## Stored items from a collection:
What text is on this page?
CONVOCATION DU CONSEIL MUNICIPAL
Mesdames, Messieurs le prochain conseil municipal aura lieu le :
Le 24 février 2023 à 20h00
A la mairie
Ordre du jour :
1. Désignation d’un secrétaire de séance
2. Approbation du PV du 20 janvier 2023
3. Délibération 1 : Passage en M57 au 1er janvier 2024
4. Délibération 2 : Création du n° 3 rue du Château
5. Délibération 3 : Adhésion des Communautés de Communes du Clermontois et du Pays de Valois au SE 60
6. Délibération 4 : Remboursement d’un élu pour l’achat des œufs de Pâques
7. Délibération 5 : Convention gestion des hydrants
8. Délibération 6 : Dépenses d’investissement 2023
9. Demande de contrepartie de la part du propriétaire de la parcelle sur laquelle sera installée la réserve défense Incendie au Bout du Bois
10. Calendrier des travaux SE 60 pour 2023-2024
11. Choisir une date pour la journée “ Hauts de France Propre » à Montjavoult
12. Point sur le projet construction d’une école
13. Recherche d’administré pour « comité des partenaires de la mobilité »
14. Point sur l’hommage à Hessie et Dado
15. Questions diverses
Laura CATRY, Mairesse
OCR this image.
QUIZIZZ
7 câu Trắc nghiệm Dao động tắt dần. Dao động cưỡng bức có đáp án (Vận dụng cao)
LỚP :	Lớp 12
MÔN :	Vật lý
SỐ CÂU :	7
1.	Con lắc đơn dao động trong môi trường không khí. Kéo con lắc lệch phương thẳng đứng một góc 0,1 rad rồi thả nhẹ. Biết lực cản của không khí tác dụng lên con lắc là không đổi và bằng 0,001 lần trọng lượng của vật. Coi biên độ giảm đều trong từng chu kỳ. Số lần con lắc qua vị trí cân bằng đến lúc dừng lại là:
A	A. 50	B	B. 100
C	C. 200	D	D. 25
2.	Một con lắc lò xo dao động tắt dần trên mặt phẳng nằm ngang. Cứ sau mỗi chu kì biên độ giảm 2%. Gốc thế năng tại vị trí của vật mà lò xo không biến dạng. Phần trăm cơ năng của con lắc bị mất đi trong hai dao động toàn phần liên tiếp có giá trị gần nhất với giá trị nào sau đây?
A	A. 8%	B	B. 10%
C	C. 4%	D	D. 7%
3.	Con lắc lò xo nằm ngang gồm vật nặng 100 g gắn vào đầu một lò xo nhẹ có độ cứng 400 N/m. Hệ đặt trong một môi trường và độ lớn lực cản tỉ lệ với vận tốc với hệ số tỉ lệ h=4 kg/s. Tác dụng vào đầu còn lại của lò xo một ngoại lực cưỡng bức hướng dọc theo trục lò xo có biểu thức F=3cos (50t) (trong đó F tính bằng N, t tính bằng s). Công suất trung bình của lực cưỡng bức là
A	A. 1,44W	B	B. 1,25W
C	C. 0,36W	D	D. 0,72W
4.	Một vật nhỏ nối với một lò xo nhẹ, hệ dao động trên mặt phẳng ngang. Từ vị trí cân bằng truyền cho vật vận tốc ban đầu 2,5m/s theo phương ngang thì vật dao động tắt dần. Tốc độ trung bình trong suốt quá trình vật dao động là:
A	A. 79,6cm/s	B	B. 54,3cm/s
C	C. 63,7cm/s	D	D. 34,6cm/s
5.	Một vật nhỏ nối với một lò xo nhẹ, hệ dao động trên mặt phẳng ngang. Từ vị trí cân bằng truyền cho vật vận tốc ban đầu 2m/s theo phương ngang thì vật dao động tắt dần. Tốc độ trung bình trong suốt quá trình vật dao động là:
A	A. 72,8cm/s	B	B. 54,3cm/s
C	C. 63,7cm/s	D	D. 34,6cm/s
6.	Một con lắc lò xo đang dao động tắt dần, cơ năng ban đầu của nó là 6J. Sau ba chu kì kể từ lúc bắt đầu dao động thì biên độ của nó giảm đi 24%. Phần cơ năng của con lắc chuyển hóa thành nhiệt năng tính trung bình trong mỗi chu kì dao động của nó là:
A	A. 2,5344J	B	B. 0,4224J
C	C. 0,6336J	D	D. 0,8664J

## YOUR OBJECTIVE:
Only a number is wanted: how many lines of the material include the word "suốt".

## THE SOLUTION:
2